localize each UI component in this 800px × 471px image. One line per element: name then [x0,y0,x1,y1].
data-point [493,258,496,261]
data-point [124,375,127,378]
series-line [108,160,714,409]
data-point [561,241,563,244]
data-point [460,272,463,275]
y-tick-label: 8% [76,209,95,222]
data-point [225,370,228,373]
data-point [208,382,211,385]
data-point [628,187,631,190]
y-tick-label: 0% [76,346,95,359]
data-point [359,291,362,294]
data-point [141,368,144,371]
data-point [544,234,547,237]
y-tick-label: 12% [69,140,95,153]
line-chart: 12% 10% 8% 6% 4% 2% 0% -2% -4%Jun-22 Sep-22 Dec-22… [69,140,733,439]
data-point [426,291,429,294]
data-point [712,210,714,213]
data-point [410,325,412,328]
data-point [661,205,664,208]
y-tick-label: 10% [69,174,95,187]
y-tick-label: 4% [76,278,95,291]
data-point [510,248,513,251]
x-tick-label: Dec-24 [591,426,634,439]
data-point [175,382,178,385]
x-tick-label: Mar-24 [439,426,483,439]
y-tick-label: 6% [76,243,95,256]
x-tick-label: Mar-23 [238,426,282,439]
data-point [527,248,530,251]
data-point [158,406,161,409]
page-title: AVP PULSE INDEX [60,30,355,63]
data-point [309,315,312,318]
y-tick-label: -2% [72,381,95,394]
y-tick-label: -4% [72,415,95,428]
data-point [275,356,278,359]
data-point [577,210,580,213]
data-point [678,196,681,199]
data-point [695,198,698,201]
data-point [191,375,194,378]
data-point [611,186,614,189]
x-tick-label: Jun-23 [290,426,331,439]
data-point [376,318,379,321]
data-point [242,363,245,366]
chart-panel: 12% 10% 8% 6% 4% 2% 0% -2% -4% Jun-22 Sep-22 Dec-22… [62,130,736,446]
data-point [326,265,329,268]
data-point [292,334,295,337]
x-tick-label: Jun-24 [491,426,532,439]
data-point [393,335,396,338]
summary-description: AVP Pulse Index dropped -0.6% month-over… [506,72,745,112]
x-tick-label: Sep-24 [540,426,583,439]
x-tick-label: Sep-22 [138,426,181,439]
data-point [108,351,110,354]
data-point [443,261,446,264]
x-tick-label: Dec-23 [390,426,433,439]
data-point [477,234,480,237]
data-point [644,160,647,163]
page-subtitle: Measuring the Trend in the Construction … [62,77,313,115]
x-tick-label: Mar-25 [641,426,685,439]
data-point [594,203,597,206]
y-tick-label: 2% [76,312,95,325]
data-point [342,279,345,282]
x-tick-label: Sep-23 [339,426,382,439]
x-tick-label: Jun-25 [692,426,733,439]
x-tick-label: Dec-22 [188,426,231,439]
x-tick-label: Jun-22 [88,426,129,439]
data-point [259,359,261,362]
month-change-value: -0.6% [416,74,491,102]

● ● ● ●

** PROBLEM REQUIREMENTS **
Locate each line in the records above that contains the string "page" and copy those lines out.

** SOLUTION TO THIS TASK **
page-title: AVP PULSE INDEX [60,30,355,63]
page-subtitle: Measuring the Trend in the Construction … [62,77,313,115]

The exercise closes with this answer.